++++ PASSAGE GIVEN

Tech Notes

§ 38.1 — Linux Process State Machine

Every Linux process is always in exactly one scheduler state stored in task_struct.__state. The state controls two things: whether the scheduler will put the process on a CPU, and whether a signal can interrupt its wait. epoll_wait uses TASK_INTERRUPTIBLE — the only sleeping state that allows signals to pull a process back out of sleep.

State Transition Diagram

State	Value	Used by epoll_wait?	Signal can wake?
`TASK_RUNNING`	0	— (on CPU or in run queue)	—
`TASK_INTERRUPTIBLE`	1	YES	YES → returns EINTR
`TASK_UNINTERRUPTIBLE`	2	No	No
`TASK_KILLABLE`	0x80000000 \| 2	No	Fatal signals only (SIGKILL)
`__TASK_STOPPED`	4	No	SIGCONT
`EXIT_ZOMBIE`	32	No	No

Why epoll_wait Uses TASK_INTERRUPTIBLE

/* Two sleeping states — very different signal behavior */

/* TASK_INTERRUPTIBLE: network I/O, pipe reads, epoll_wait */
set_current_state(TASK_INTERRUPTIBLE);
schedule();        /* voluntarily yields CPU */
/* wakeup path 1: event arrives → ep_poll_callback → back here */
/* wakeup path 2: signal delivered → signal_pending() → EINTR  */

/* TASK_UNINTERRUPTIBLE: disk I/O (e.g. waiting for journal commit) */
set_current_state(TASK_UNINTERRUPTIBLE);
schedule();
/* ONLY wakeup path: I/O completes → back here
   Signal arrives? Ignored until I/O finishes.
   Reason: cannot abort a disk write mid-flight — filesystem corruption */

/* Rule of thumb:
   Network   → TASK_INTERRUPTIBLE  (reversible, no data hazard)

++++++++
++++ AVAILABLE RECORDS

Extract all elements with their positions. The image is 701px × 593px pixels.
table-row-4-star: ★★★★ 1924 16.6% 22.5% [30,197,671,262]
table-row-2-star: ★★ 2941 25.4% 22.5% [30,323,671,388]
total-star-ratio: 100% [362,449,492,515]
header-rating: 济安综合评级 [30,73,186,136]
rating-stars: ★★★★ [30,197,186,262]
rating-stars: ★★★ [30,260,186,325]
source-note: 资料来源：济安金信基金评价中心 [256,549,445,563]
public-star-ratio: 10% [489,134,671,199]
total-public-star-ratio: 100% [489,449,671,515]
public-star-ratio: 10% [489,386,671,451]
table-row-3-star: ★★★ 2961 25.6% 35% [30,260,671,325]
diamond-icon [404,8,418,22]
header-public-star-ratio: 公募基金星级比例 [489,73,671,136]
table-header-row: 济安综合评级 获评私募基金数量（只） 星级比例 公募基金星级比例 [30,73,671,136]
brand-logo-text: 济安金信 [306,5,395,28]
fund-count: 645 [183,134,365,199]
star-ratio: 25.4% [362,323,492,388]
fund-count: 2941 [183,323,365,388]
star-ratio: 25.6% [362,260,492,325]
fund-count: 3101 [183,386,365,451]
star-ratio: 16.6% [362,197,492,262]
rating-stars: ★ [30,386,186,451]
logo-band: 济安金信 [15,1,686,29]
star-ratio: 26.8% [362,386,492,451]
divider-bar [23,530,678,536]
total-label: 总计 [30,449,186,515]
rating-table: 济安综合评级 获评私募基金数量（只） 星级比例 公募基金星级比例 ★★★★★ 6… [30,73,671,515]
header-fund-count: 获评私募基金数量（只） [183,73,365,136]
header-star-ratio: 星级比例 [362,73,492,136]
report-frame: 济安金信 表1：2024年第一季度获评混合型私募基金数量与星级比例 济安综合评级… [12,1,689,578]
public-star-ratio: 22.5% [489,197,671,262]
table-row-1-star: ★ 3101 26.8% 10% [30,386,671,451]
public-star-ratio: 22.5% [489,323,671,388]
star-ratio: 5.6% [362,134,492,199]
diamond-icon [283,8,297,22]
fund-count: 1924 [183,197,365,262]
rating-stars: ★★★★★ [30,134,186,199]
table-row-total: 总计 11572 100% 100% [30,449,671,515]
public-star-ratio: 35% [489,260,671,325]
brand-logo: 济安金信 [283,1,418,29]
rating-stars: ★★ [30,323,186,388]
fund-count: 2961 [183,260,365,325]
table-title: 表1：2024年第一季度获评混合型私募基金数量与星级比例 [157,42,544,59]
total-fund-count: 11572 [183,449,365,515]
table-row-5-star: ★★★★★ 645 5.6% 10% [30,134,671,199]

++++++++

§ **EXERCISES**:
**A.** In the passage on Linux process states, what numeric value is given for EXIT_ZOMBIE?
**B.** Copy the listing from its first line through the line that contains "public-star-ratio: 10% [489,386,671,451]", including both of those lines.
The passage and the listing are unrelated to each other.

§ **OUTPUTS IN ORDER**:
**A.** 32

**B.**
Extract all elements with their positions. The image is 701px × 593px pixels.
table-row-4-star: ★★★★ 1924 16.6% 22.5% [30,197,671,262]
table-row-2-star: ★★ 2941 25.4% 22.5% [30,323,671,388]
total-star-ratio: 100% [362,449,492,515]
header-rating: 济安综合评级 [30,73,186,136]
rating-stars: ★★★★ [30,197,186,262]
rating-stars: ★★★ [30,260,186,325]
source-note: 资料来源：济安金信基金评价中心 [256,549,445,563]
public-star-ratio: 10% [489,134,671,199]
total-public-star-ratio: 100% [489,449,671,515]
public-star-ratio: 10% [489,386,671,451]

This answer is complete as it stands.